Your goal: Nothing may be dropped or altered: reproduce all the data.

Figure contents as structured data

------

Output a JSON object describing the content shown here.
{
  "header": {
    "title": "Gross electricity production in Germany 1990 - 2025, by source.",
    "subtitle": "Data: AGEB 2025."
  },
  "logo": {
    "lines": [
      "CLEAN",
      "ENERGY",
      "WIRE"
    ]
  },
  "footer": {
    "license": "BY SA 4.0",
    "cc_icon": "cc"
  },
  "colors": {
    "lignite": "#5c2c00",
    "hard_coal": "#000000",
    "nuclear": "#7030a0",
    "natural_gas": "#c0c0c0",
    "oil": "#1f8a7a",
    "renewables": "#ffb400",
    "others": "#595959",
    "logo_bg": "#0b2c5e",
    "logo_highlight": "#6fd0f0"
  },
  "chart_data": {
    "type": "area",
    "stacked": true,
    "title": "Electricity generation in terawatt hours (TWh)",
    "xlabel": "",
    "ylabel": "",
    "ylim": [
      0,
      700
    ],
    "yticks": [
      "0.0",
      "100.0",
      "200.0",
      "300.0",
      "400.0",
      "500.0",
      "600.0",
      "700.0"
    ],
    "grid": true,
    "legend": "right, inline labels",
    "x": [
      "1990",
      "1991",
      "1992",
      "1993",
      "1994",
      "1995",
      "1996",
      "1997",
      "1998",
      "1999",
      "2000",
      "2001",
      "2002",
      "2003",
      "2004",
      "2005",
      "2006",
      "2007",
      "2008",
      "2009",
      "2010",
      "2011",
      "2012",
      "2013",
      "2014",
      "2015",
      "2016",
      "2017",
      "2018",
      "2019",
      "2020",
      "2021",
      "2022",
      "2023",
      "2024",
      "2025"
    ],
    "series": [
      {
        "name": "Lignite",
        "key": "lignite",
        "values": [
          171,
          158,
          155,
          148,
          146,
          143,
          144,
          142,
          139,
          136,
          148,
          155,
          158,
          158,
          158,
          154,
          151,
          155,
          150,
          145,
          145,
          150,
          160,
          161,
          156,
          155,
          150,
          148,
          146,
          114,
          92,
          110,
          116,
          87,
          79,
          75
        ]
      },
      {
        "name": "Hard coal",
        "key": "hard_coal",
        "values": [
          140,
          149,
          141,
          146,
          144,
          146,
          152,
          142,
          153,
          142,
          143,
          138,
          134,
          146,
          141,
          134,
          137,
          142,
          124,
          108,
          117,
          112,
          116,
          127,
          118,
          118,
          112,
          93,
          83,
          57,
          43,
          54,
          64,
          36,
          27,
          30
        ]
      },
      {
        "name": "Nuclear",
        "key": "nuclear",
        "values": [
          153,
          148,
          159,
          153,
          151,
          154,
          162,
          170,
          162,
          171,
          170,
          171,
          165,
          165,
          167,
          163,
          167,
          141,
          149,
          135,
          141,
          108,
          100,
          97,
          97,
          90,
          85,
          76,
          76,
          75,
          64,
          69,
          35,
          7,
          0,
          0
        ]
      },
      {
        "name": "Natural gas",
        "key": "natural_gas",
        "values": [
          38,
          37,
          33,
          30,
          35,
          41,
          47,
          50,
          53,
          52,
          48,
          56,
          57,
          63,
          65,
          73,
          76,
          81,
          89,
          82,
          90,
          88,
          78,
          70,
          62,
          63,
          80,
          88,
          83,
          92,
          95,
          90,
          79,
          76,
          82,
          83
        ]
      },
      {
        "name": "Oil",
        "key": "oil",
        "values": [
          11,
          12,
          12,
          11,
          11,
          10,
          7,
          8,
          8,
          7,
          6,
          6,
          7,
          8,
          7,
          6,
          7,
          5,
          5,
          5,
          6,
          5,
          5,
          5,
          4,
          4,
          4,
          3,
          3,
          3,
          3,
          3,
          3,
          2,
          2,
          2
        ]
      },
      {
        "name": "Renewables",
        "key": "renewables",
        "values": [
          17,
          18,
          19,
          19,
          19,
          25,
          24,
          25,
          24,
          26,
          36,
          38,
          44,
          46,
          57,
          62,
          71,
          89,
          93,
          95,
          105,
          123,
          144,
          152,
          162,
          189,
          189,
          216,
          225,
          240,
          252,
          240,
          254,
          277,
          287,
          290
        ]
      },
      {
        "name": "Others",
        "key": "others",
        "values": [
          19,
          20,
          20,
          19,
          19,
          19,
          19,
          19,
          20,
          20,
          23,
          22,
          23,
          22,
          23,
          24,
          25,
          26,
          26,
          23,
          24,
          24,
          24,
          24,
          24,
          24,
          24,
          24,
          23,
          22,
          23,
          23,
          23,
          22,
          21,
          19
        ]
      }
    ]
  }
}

------

Solution:
Output a JSON object describing the content shown here.
{
  "header": {
    "title": "Gross electricity production in Germany 1990 - 2025, by source.",
    "subtitle": "Data: AGEB 2025."
  },
  "logo": {
    "lines": [
      "CLEAN",
      "ENERGY",
      "WIRE"
    ]
  },
  "footer": {
    "license": "BY SA 4.0",
    "cc_icon": "cc"
  },
  "colors": {
    "lignite": "#5c2c00",
    "hard_coal": "#000000",
    "nuclear": "#7030a0",
    "natural_gas": "#c0c0c0",
    "oil": "#1f8a7a",
    "renewables": "#ffb400",
    "others": "#595959",
    "logo_bg": "#0b2c5e",
    "logo_highlight": "#6fd0f0"
  },
  "chart_data": {
    "type": "area",
    "stacked": true,
    "title": "Electricity generation in terawatt hours (TWh)",
    "xlabel": "",
    "ylabel": "",
    "ylim": [
      0,
      700
    ],
    "yticks": [
      "0.0",
      "100.0",
      "200.0",
      "300.0",
      "400.0",
      "500.0",
      "600.0",
      "700.0"
    ],
    "grid": true,
    "legend": "right, inline labels",
    "x": [
      "1990",
      "1991",
      "1992",
      "1993",
      "1994",
      "1995",
      "1996",
      "1997",
      "1998",
      "1999",
      "2000",
      "2001",
      "2002",
      "2003",
      "2004",
      "2005",
      "2006",
      "2007",
      "2008",
      "2009",
      "2010",
      "2011",
      "2012",
      "2013",
      "2014",
      "2015",
      "2016",
      "2017",
      "2018",
      "2019",
      "2020",
      "2021",
      "2022",
      "2023",
      "2024",
      "2025"
    ],
    "series": [
      {
        "name": "Lignite",
        "key": "lignite",
        "values": [
          171,
          158,
          155,
          148,
          146,
          143,
          144,
          142,
          139,
          136,
          148,
          155,
          158,
          158,
          158,
          154,
          151,
          155,
          150,
          145,
          145,
          150,
          160,
          161,
          156,
          155,
          150,
          148,
          146,
          114,
          92,
          110,
          116,
          87,
          79,
          75
        ]
      },
      {
        "name": "Hard coal",
        "key": "hard_coal",
        "values": [
          140,
          149,
          141,
          146,
          144,
          146,
          152,
          142,
          153,
          142,
          143,
          138,
          134,
          146,
          141,
          134,
          137,
          142,
          124,
          108,
          117,
          112,
          116,
          127,
          118,
          118,
          112,
          93,
          83,
          57,
          43,
          54,
          64,
          36,
          27,
          30
        ]
      },
      {
        "name": "Nuclear",
        "key": "nuclear",
        "values": [
          153,
          148,
          159,
          153,
          151,
          154,
          162,
          170,
          162,
          171,
          170,
          171,
          165,
          165,
          167,
          163,
          167,
          141,
          149,
          135,
          141,
          108,
          100,
          97,
          97,
          90,
          85,
          76,
          76,
          75,
          64,
          69,
          35,
          7,
          0,
          0
        ]
      },
      {
        "name": "Natural gas",
        "key": "natural_gas",
        "values": [
          38,
          37,
          33,
          30,
          35,
          41,
          47,
          50,
          53,
          52,
          48,
          56,
          57,
          63,
          65,
          73,
          76,
          81,
          89,
          82,
          90,
          88,
          78,
          70,
          62,
          63,
          80,
          88,
          83,
          92,
          95,
          90,
          79,
          76,
          82,
          83
        ]
      },
      {
        "name": "Oil",
        "key": "oil",
        "values": [
          11,
          12,
          12,
          11,
          11,
          10,
          7,
          8,
          8,
          7,
          6,
          6,
          7,
          8,
          7,
          6,
          7,
          5,
          5,
          5,
          6,
          5,
          5,
          5,
          4,
          4,
          4,
          3,
          3,
          3,
          3,
          3,
          3,
          2,
          2,
          2
        ]
      },
      {
        "name": "Renewables",
        "key": "renewables",
        "values": [
          17,
          18,
          19,
          19,
          19,
          25,
          24,
          25,
          24,
          26,
          36,
          38,
          44,
          46,
          57,
          62,
          71,
          89,
          93,
          95,
          105,
          123,
          144,
          152,
          162,
          189,
          189,
          216,
          225,
          240,
          252,
          240,
          254,
          277,
          287,
          290
        ]
      },
      {
        "name": "Others",
        "key": "others",
        "values": [
          19,
          20,
          20,
          19,
          19,
          19,
          19,
          19,
          20,
          20,
          23,
          22,
          23,
          22,
          23,
          24,
          25,
          26,
          26,
          23,
          24,
          24,
          24,
          24,
          24,
          24,
          24,
          24,
          23,
          22,
          23,
          23,
          23,
          22,
          21,
          19
        ]
      }
    ]
  }
}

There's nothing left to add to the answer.